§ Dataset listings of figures
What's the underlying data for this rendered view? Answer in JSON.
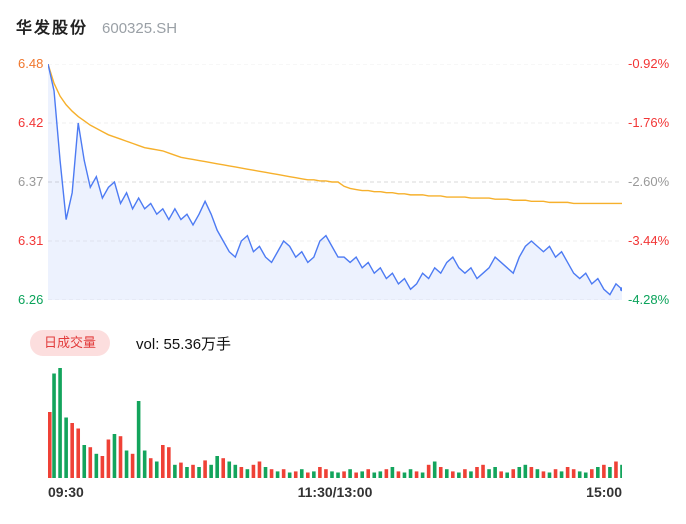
{
  "colors": {
    "up_red": "#f23636",
    "down_green": "#0ba35b",
    "neutral_gray": "#999999",
    "open_orange": "#f0762c",
    "price_line_blue": "#4d7bf3",
    "price_fill_blue": "rgba(77,123,243,0.10)",
    "avg_line_yellow": "#f6b02c",
    "vol_up_red": "#ef4136",
    "vol_down_green": "#13a45c",
    "badge_bg_pink": "#fcdede",
    "badge_text_red": "#e23c3c",
    "grid_gray": "#d8d8d8"
  },
  "header": {
    "stock_name": "华发股份",
    "stock_code": "600325.SH"
  },
  "price_axis": {
    "left": [
      {
        "text": "6.48",
        "color": "open_orange"
      },
      {
        "text": "6.42",
        "color": "up_red"
      },
      {
        "text": "6.37",
        "color": "neutral_gray"
      },
      {
        "text": "6.31",
        "color": "up_red"
      },
      {
        "text": "6.26",
        "color": "down_green"
      }
    ],
    "right": [
      {
        "text": "-0.92%",
        "color": "up_red"
      },
      {
        "text": "-1.76%",
        "color": "up_red"
      },
      {
        "text": "-2.60%",
        "color": "neutral_gray"
      },
      {
        "text": "-3.44%",
        "color": "up_red"
      },
      {
        "text": "-4.28%",
        "color": "down_green"
      }
    ]
  },
  "volume_header": {
    "badge_label": "日成交量",
    "volume_text": "vol: 55.36万手"
  },
  "x_axis": {
    "labels": [
      "09:30",
      "11:30/13:00",
      "15:00"
    ]
  },
  "chart_data": {
    "type": "line",
    "title": "华发股份 600325.SH 分时走势",
    "x_ticks": [
      "09:30",
      "11:30/13:00",
      "15:00"
    ],
    "y_min": 6.26,
    "y_max": 6.48,
    "y_ticks_price": [
      "6.48",
      "6.42",
      "6.37",
      "6.31",
      "6.26"
    ],
    "y_ticks_pct": [
      "-0.92%",
      "-1.76%",
      "-2.60%",
      "-3.44%",
      "-4.28%"
    ],
    "grid": "horizontal-dashed",
    "legend_position": "none",
    "series_names": [
      "price",
      "avg_price",
      "volume"
    ],
    "price": [
      6.48,
      6.455,
      6.39,
      6.335,
      6.36,
      6.425,
      6.39,
      6.365,
      6.375,
      6.355,
      6.365,
      6.37,
      6.35,
      6.36,
      6.345,
      6.355,
      6.345,
      6.35,
      6.34,
      6.345,
      6.335,
      6.345,
      6.335,
      6.34,
      6.33,
      6.34,
      6.352,
      6.34,
      6.325,
      6.315,
      6.305,
      6.3,
      6.315,
      6.32,
      6.305,
      6.31,
      6.3,
      6.295,
      6.305,
      6.315,
      6.31,
      6.3,
      6.305,
      6.295,
      6.3,
      6.315,
      6.32,
      6.31,
      6.3,
      6.3,
      6.295,
      6.3,
      6.29,
      6.295,
      6.285,
      6.29,
      6.28,
      6.285,
      6.275,
      6.28,
      6.27,
      6.275,
      6.285,
      6.28,
      6.29,
      6.285,
      6.295,
      6.3,
      6.29,
      6.285,
      6.29,
      6.28,
      6.285,
      6.29,
      6.3,
      6.295,
      6.29,
      6.285,
      6.3,
      6.31,
      6.315,
      6.31,
      6.305,
      6.31,
      6.3,
      6.305,
      6.295,
      6.285,
      6.28,
      6.285,
      6.275,
      6.28,
      6.27,
      6.265,
      6.275,
      6.27
    ],
    "avg": [
      6.48,
      6.462,
      6.45,
      6.442,
      6.436,
      6.431,
      6.427,
      6.423,
      6.42,
      6.417,
      6.414,
      6.412,
      6.41,
      6.408,
      6.406,
      6.404,
      6.402,
      6.401,
      6.4,
      6.399,
      6.397,
      6.395,
      6.393,
      6.392,
      6.391,
      6.39,
      6.389,
      6.388,
      6.387,
      6.386,
      6.385,
      6.384,
      6.383,
      6.382,
      6.381,
      6.38,
      6.379,
      6.378,
      6.377,
      6.376,
      6.375,
      6.374,
      6.373,
      6.372,
      6.372,
      6.371,
      6.371,
      6.37,
      6.37,
      6.366,
      6.364,
      6.363,
      6.362,
      6.362,
      6.361,
      6.361,
      6.36,
      6.36,
      6.359,
      6.359,
      6.358,
      6.358,
      6.358,
      6.357,
      6.357,
      6.357,
      6.356,
      6.356,
      6.356,
      6.356,
      6.355,
      6.355,
      6.355,
      6.355,
      6.354,
      6.354,
      6.354,
      6.353,
      6.353,
      6.353,
      6.352,
      6.352,
      6.352,
      6.351,
      6.351,
      6.351,
      6.351,
      6.35,
      6.35,
      6.35,
      6.35,
      6.35,
      6.35,
      6.35,
      6.35,
      6.35
    ],
    "volume": {
      "total_label": "vol: 55.36万手",
      "values": [
        0.6,
        0.95,
        1.0,
        0.55,
        0.5,
        0.45,
        0.3,
        0.28,
        0.22,
        0.2,
        0.35,
        0.4,
        0.38,
        0.25,
        0.22,
        0.7,
        0.25,
        0.18,
        0.15,
        0.3,
        0.28,
        0.12,
        0.14,
        0.1,
        0.12,
        0.1,
        0.16,
        0.12,
        0.2,
        0.18,
        0.15,
        0.12,
        0.1,
        0.08,
        0.12,
        0.15,
        0.1,
        0.08,
        0.06,
        0.08,
        0.05,
        0.06,
        0.08,
        0.05,
        0.06,
        0.1,
        0.08,
        0.06,
        0.05,
        0.06,
        0.08,
        0.05,
        0.06,
        0.08,
        0.05,
        0.06,
        0.08,
        0.1,
        0.06,
        0.05,
        0.08,
        0.06,
        0.05,
        0.12,
        0.15,
        0.1,
        0.08,
        0.06,
        0.05,
        0.08,
        0.06,
        0.1,
        0.12,
        0.08,
        0.1,
        0.06,
        0.05,
        0.08,
        0.1,
        0.12,
        0.1,
        0.08,
        0.06,
        0.05,
        0.08,
        0.06,
        0.1,
        0.08,
        0.06,
        0.05,
        0.08,
        0.1,
        0.12,
        0.1,
        0.15,
        0.12
      ],
      "colors": [
        "r",
        "g",
        "g",
        "g",
        "r",
        "r",
        "g",
        "r",
        "g",
        "r",
        "r",
        "g",
        "r",
        "g",
        "r",
        "g",
        "g",
        "r",
        "g",
        "r",
        "r",
        "g",
        "r",
        "g",
        "r",
        "g",
        "r",
        "g",
        "g",
        "r",
        "g",
        "g",
        "r",
        "g",
        "r",
        "r",
        "g",
        "r",
        "g",
        "r",
        "g",
        "r",
        "g",
        "r",
        "g",
        "r",
        "r",
        "g",
        "g",
        "r",
        "g",
        "r",
        "g",
        "r",
        "g",
        "g",
        "r",
        "g",
        "r",
        "g",
        "g",
        "r",
        "g",
        "r",
        "g",
        "r",
        "g",
        "r",
        "g",
        "r",
        "g",
        "r",
        "r",
        "g",
        "g",
        "r",
        "g",
        "r",
        "g",
        "g",
        "r",
        "g",
        "r",
        "g",
        "r",
        "g",
        "r",
        "r",
        "g",
        "g",
        "r",
        "g",
        "r",
        "g",
        "r",
        "g"
      ]
    }
  }
}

§ What is needed
Every entry should be returned exactly as written, minus the pictures.

§ Full answer
What's the underlying data for this rendered view? Answer in JSON.
{
  "colors": {
    "up_red": "#f23636",
    "down_green": "#0ba35b",
    "neutral_gray": "#999999",
    "open_orange": "#f0762c",
    "price_line_blue": "#4d7bf3",
    "price_fill_blue": "rgba(77,123,243,0.10)",
    "avg_line_yellow": "#f6b02c",
    "vol_up_red": "#ef4136",
    "vol_down_green": "#13a45c",
    "badge_bg_pink": "#fcdede",
    "badge_text_red": "#e23c3c",
    "grid_gray": "#d8d8d8"
  },
  "header": {
    "stock_name": "华发股份",
    "stock_code": "600325.SH"
  },
  "price_axis": {
    "left": [
      {
        "text": "6.48",
        "color": "open_orange"
      },
      {
        "text": "6.42",
        "color": "up_red"
      },
      {
        "text": "6.37",
        "color": "neutral_gray"
      },
      {
        "text": "6.31",
        "color": "up_red"
      },
      {
        "text": "6.26",
        "color": "down_green"
      }
    ],
    "right": [
      {
        "text": "-0.92%",
        "color": "up_red"
      },
      {
        "text": "-1.76%",
        "color": "up_red"
      },
      {
        "text": "-2.60%",
        "color": "neutral_gray"
      },
      {
        "text": "-3.44%",
        "color": "up_red"
      },
      {
        "text": "-4.28%",
        "color": "down_green"
      }
    ]
  },
  "volume_header": {
    "badge_label": "日成交量",
    "volume_text": "vol: 55.36万手"
  },
  "x_axis": {
    "labels": [
      "09:30",
      "11:30/13:00",
      "15:00"
    ]
  },
  "chart_data": {
    "type": "line",
    "title": "华发股份 600325.SH 分时走势",
    "x_ticks": [
      "09:30",
      "11:30/13:00",
      "15:00"
    ],
    "y_min": 6.26,
    "y_max": 6.48,
    "y_ticks_price": [
      "6.48",
      "6.42",
      "6.37",
      "6.31",
      "6.26"
    ],
    "y_ticks_pct": [
      "-0.92%",
      "-1.76%",
      "-2.60%",
      "-3.44%",
      "-4.28%"
    ],
    "grid": "horizontal-dashed",
    "legend_position": "none",
    "series_names": [
      "price",
      "avg_price",
      "volume"
    ],
    "price": [
      6.48,
      6.455,
      6.39,
      6.335,
      6.36,
      6.425,
      6.39,
      6.365,
      6.375,
      6.355,
      6.365,
      6.37,
      6.35,
      6.36,
      6.345,
      6.355,
      6.345,
      6.35,
      6.34,
      6.345,
      6.335,
      6.345,
      6.335,
      6.34,
      6.33,
      6.34,
      6.352,
      6.34,
      6.325,
      6.315,
      6.305,
      6.3,
      6.315,
      6.32,
      6.305,
      6.31,
      6.3,
      6.295,
      6.305,
      6.315,
      6.31,
      6.3,
      6.305,
      6.295,
      6.3,
      6.315,
      6.32,
      6.31,
      6.3,
      6.3,
      6.295,
      6.3,
      6.29,
      6.295,
      6.285,
      6.29,
      6.28,
      6.285,
      6.275,
      6.28,
      6.27,
      6.275,
      6.285,
      6.28,
      6.29,
      6.285,
      6.295,
      6.3,
      6.29,
      6.285,
      6.29,
      6.28,
      6.285,
      6.29,
      6.3,
      6.295,
      6.29,
      6.285,
      6.3,
      6.31,
      6.315,
      6.31,
      6.305,
      6.31,
      6.3,
      6.305,
      6.295,
      6.285,
      6.28,
      6.285,
      6.275,
      6.28,
      6.27,
      6.265,
      6.275,
      6.27
    ],
    "avg": [
      6.48,
      6.462,
      6.45,
      6.442,
      6.436,
      6.431,
      6.427,
      6.423,
      6.42,
      6.417,
      6.414,
      6.412,
      6.41,
      6.408,
      6.406,
      6.404,
      6.402,
      6.401,
      6.4,
      6.399,
      6.397,
      6.395,
      6.393,
      6.392,
      6.391,
      6.39,
      6.389,
      6.388,
      6.387,
      6.386,
      6.385,
      6.384,
      6.383,
      6.382,
      6.381,
      6.38,
      6.379,
      6.378,
      6.377,
      6.376,
      6.375,
      6.374,
      6.373,
      6.372,
      6.372,
      6.371,
      6.371,
      6.37,
      6.37,
      6.366,
      6.364,
      6.363,
      6.362,
      6.362,
      6.361,
      6.361,
      6.36,
      6.36,
      6.359,
      6.359,
      6.358,
      6.358,
      6.358,
      6.357,
      6.357,
      6.357,
      6.356,
      6.356,
      6.356,
      6.356,
      6.355,
      6.355,
      6.355,
      6.355,
      6.354,
      6.354,
      6.354,
      6.353,
      6.353,
      6.353,
      6.352,
      6.352,
      6.352,
      6.351,
      6.351,
      6.351,
      6.351,
      6.35,
      6.35,
      6.35,
      6.35,
      6.35,
      6.35,
      6.35,
      6.35,
      6.35
    ],
    "volume": {
      "total_label": "vol: 55.36万手",
      "values": [
        0.6,
        0.95,
        1.0,
        0.55,
        0.5,
        0.45,
        0.3,
        0.28,
        0.22,
        0.2,
        0.35,
        0.4,
        0.38,
        0.25,
        0.22,
        0.7,
        0.25,
        0.18,
        0.15,
        0.3,
        0.28,
        0.12,
        0.14,
        0.1,
        0.12,
        0.1,
        0.16,
        0.12,
        0.2,
        0.18,
        0.15,
        0.12,
        0.1,
        0.08,
        0.12,
        0.15,
        0.1,
        0.08,
        0.06,
        0.08,
        0.05,
        0.06,
        0.08,
        0.05,
        0.06,
        0.1,
        0.08,
        0.06,
        0.05,
        0.06,
        0.08,
        0.05,
        0.06,
        0.08,
        0.05,
        0.06,
        0.08,
        0.1,
        0.06,
        0.05,
        0.08,
        0.06,
        0.05,
        0.12,
        0.15,
        0.1,
        0.08,
        0.06,
        0.05,
        0.08,
        0.06,
        0.1,
        0.12,
        0.08,
        0.1,
        0.06,
        0.05,
        0.08,
        0.1,
        0.12,
        0.1,
        0.08,
        0.06,
        0.05,
        0.08,
        0.06,
        0.1,
        0.08,
        0.06,
        0.05,
        0.08,
        0.1,
        0.12,
        0.1,
        0.15,
        0.12
      ],
      "colors": [
        "r",
        "g",
        "g",
        "g",
        "r",
        "r",
        "g",
        "r",
        "g",
        "r",
        "r",
        "g",
        "r",
        "g",
        "r",
        "g",
        "g",
        "r",
        "g",
        "r",
        "r",
        "g",
        "r",
        "g",
        "r",
        "g",
        "r",
        "g",
        "g",
        "r",
        "g",
        "g",
        "r",
        "g",
        "r",
        "r",
        "g",
        "r",
        "g",
        "r",
        "g",
        "r",
        "g",
        "r",
        "g",
        "r",
        "r",
        "g",
        "g",
        "r",
        "g",
        "r",
        "g",
        "r",
        "g",
        "g",
        "r",
        "g",
        "r",
        "g",
        "g",
        "r",
        "g",
        "r",
        "g",
        "r",
        "g",
        "r",
        "g",
        "r",
        "g",
        "r",
        "r",
        "g",
        "g",
        "r",
        "g",
        "r",
        "g",
        "g",
        "r",
        "g",
        "r",
        "g",
        "r",
        "g",
        "r",
        "r",
        "g",
        "g",
        "r",
        "g",
        "r",
        "g",
        "r",
        "g"
      ]
    }
  }
}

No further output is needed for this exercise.